- RECORDS -
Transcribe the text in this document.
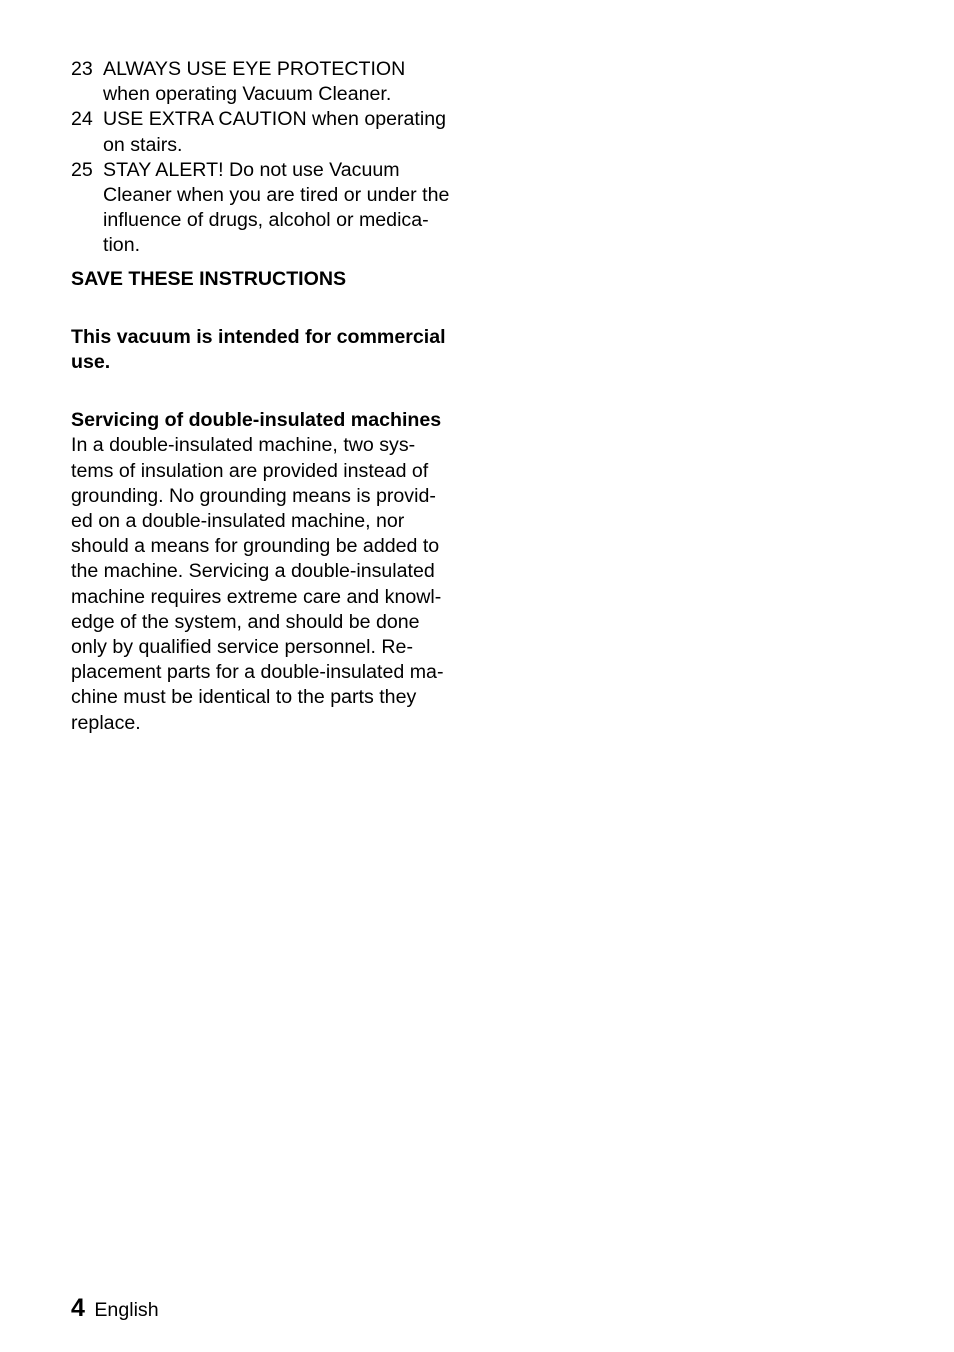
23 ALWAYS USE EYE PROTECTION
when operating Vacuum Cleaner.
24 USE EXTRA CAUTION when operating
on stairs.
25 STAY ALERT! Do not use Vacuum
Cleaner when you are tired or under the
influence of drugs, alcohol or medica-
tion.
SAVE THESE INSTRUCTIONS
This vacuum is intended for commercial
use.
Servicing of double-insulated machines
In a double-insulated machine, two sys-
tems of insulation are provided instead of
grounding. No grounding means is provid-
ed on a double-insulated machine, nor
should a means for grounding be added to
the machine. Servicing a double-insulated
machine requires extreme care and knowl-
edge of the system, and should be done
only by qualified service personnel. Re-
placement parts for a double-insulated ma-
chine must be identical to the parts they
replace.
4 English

- AIM -
Exclude the pictures, and transcribe all of the material exactly.

- RESPONSE BELOW -
Transcribe the text in this document.
23 ALWAYS USE EYE PROTECTION
when operating Vacuum Cleaner.
24 USE EXTRA CAUTION when operating
on stairs.
25 STAY ALERT! Do not use Vacuum
Cleaner when you are tired or under the
influence of drugs, alcohol or medica-
tion.
SAVE THESE INSTRUCTIONS
This vacuum is intended for commercial
use.
Servicing of double-insulated machines
In a double-insulated machine, two sys-
tems of insulation are provided instead of
grounding. No grounding means is provid-
ed on a double-insulated machine, nor
should a means for grounding be added to
the machine. Servicing a double-insulated
machine requires extreme care and knowl-
edge of the system, and should be done
only by qualified service personnel. Re-
placement parts for a double-insulated ma-
chine must be identical to the parts they
replace.
4 English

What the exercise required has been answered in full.